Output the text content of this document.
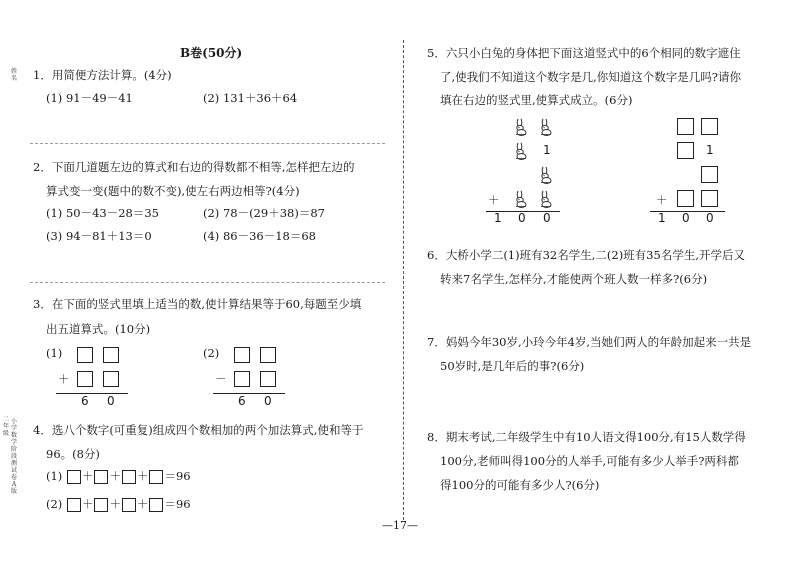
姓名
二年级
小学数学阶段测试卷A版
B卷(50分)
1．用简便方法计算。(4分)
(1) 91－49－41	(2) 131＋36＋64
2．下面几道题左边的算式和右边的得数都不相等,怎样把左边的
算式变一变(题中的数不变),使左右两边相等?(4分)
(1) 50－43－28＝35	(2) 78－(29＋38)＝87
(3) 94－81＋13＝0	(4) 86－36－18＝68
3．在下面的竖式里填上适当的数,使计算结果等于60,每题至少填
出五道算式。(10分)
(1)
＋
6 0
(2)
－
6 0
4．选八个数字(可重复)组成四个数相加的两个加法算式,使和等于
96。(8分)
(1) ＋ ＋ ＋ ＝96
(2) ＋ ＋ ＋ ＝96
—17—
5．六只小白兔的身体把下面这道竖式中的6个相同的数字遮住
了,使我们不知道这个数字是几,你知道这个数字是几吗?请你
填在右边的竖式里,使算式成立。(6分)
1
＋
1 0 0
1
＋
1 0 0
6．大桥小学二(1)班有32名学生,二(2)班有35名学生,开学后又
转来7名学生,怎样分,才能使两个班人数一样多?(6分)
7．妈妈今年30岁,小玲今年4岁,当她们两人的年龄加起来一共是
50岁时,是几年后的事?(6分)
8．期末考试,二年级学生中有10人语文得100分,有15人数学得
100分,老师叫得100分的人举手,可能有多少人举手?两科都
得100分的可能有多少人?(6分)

--

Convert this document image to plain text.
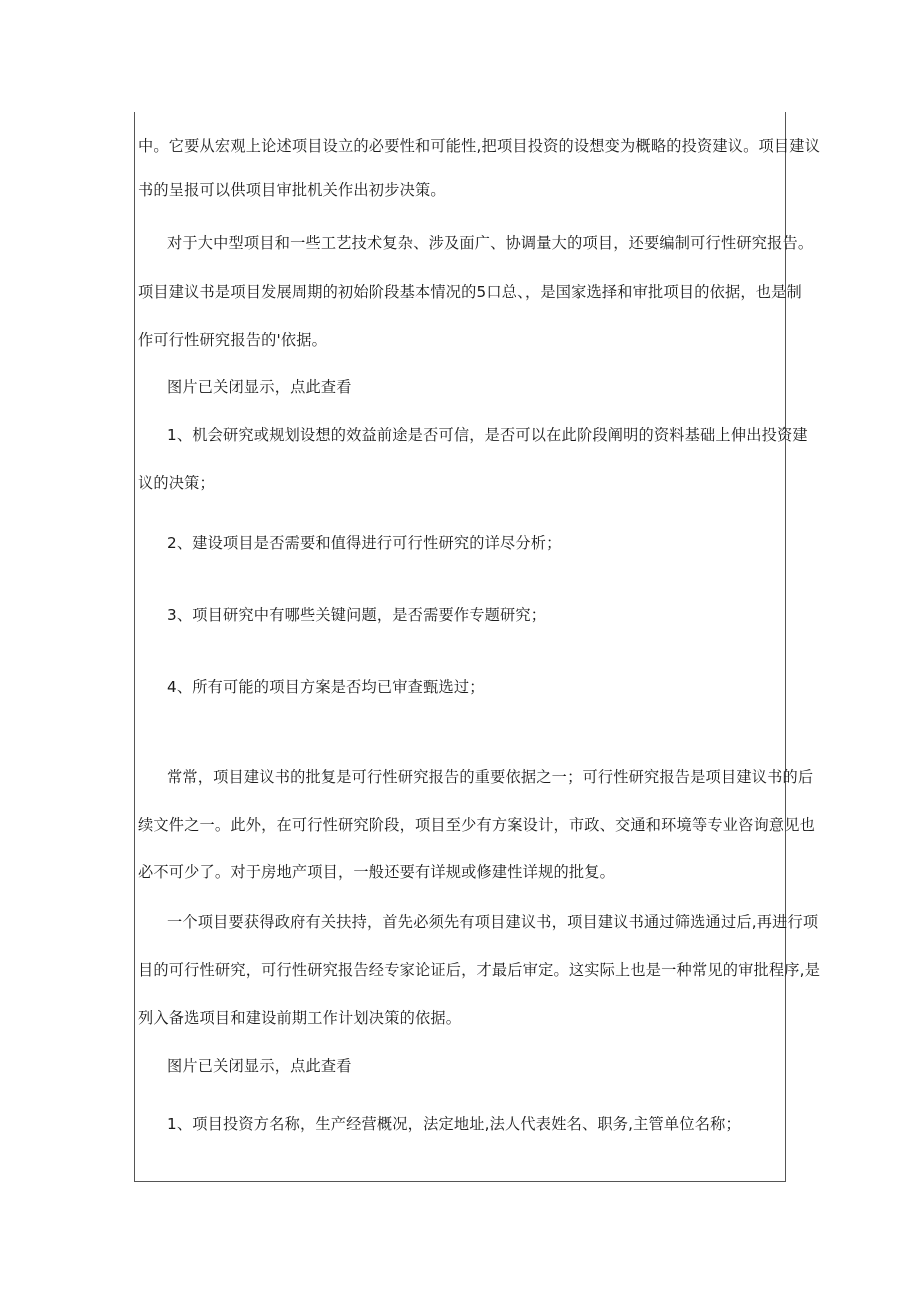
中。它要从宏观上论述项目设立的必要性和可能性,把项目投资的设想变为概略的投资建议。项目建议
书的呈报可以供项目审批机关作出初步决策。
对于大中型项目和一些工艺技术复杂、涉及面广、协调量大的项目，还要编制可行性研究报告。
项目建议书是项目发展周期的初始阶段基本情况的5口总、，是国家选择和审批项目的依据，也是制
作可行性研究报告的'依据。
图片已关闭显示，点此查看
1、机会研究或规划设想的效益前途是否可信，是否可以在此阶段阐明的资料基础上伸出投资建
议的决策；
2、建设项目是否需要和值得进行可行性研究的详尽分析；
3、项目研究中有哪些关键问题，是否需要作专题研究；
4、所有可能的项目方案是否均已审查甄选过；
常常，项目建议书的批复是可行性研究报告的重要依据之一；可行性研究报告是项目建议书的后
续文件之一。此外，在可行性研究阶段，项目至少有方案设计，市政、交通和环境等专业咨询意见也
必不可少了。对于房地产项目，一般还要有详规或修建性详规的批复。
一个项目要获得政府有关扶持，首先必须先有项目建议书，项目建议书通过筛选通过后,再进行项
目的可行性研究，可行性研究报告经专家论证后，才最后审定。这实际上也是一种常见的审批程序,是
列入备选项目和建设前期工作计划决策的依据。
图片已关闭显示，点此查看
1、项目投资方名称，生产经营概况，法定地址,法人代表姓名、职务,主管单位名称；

[WRITTEN INSTRUCTION]
Report every line in the data above in which the word "document" appears.

[PROBLEM SOLUTION]
Output the text content of this document.
Convert this document image to plain text.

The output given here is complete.